For the entries below, how many lines include the word "ylabel"? Give the figure and nothing more.

- - -

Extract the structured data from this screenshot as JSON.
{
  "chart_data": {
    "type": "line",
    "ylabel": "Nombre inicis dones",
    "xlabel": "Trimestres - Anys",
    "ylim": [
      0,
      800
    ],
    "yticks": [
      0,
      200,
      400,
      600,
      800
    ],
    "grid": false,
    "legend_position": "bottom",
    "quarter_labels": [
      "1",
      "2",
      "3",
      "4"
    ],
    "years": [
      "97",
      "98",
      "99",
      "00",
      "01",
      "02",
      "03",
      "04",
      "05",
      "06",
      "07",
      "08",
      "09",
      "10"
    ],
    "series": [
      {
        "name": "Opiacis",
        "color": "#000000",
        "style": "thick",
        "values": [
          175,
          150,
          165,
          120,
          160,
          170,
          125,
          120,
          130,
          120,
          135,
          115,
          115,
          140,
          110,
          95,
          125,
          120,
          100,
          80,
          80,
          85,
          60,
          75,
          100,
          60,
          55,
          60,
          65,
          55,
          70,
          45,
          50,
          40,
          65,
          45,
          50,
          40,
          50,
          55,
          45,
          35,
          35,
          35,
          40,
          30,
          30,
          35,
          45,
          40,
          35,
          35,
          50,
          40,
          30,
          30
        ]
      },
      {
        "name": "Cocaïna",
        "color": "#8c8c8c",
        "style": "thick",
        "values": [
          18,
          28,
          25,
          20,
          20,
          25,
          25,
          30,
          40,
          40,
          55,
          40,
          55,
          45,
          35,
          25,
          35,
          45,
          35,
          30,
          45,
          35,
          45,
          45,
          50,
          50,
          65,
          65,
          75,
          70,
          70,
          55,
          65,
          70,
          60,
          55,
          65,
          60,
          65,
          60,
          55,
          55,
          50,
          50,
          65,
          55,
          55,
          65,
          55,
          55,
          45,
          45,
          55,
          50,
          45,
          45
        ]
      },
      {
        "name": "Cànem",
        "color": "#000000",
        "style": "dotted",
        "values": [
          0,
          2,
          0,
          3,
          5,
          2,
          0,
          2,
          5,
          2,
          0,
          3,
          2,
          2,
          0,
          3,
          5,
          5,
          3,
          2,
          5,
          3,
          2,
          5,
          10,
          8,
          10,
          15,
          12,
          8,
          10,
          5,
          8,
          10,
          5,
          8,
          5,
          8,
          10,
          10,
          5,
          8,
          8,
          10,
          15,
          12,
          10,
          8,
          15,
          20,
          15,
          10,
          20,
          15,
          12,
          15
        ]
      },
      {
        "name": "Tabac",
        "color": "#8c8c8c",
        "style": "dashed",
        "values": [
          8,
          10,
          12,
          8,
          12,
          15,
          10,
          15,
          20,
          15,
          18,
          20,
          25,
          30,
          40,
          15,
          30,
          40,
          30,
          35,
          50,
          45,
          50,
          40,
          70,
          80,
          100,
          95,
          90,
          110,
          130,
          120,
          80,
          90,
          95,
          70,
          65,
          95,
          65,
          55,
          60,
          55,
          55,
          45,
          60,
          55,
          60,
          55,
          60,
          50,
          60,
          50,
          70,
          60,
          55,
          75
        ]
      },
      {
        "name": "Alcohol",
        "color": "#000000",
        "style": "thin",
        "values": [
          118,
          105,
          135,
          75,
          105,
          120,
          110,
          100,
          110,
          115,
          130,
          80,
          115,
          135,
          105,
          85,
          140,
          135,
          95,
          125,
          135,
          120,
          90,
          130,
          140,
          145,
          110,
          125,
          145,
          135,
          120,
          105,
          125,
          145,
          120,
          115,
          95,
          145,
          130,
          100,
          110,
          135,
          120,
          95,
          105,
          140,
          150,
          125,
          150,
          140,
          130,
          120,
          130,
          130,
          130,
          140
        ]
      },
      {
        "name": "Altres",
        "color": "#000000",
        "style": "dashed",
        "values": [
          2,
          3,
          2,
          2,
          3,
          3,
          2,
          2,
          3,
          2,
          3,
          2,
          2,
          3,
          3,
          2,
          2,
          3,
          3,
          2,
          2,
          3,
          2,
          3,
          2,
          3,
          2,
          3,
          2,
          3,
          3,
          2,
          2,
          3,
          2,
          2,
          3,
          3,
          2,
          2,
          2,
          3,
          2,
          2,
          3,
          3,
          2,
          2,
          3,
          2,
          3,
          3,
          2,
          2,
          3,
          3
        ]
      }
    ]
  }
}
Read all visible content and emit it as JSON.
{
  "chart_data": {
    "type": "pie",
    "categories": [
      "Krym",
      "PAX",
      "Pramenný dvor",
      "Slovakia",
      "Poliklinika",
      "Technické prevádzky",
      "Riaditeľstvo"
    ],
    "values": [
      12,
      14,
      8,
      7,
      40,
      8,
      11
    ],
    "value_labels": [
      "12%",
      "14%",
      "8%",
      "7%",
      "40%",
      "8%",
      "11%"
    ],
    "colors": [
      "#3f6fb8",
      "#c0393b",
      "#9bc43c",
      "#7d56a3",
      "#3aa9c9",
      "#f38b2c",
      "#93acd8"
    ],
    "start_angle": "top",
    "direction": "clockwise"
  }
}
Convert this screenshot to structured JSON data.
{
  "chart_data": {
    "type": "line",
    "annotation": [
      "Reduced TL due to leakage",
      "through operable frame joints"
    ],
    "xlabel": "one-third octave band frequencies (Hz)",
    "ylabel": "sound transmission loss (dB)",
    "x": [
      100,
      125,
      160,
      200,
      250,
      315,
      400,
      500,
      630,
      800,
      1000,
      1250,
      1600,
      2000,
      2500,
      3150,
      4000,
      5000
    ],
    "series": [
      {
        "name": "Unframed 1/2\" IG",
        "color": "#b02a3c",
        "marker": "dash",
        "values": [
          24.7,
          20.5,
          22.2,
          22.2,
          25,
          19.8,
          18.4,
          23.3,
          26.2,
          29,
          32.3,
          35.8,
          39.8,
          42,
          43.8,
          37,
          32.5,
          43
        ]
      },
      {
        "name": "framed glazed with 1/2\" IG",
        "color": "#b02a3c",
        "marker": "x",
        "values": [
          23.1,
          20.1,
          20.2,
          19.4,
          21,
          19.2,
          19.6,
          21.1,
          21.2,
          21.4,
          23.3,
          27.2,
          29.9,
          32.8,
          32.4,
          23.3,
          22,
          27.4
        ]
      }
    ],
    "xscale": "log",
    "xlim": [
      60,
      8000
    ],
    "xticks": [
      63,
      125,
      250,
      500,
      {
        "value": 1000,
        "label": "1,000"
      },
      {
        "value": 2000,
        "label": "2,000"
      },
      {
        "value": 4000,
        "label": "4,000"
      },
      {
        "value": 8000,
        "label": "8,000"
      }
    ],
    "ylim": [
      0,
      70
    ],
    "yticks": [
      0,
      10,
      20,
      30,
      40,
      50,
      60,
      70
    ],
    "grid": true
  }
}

- - -

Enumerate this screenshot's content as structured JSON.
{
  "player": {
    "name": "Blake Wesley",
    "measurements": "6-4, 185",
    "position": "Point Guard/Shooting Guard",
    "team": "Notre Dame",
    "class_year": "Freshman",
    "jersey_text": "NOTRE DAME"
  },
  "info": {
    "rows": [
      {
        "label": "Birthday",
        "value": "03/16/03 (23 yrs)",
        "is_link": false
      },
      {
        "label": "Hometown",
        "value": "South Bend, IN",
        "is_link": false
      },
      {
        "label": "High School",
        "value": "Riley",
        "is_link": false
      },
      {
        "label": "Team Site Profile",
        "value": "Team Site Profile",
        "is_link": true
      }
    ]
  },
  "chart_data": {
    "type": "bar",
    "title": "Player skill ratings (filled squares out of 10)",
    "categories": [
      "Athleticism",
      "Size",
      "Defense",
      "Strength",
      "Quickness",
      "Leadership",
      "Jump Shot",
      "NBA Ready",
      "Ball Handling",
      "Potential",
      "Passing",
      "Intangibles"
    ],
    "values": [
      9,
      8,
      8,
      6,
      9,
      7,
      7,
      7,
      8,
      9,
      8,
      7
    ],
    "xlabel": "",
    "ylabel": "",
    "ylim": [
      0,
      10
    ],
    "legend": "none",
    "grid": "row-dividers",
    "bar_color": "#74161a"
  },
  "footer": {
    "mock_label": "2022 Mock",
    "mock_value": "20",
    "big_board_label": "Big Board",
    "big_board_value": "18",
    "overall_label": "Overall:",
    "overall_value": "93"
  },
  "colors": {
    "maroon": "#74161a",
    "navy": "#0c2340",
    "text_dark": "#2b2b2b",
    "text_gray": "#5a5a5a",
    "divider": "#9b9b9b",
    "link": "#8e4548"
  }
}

- - -

▶ _Worked answer_
3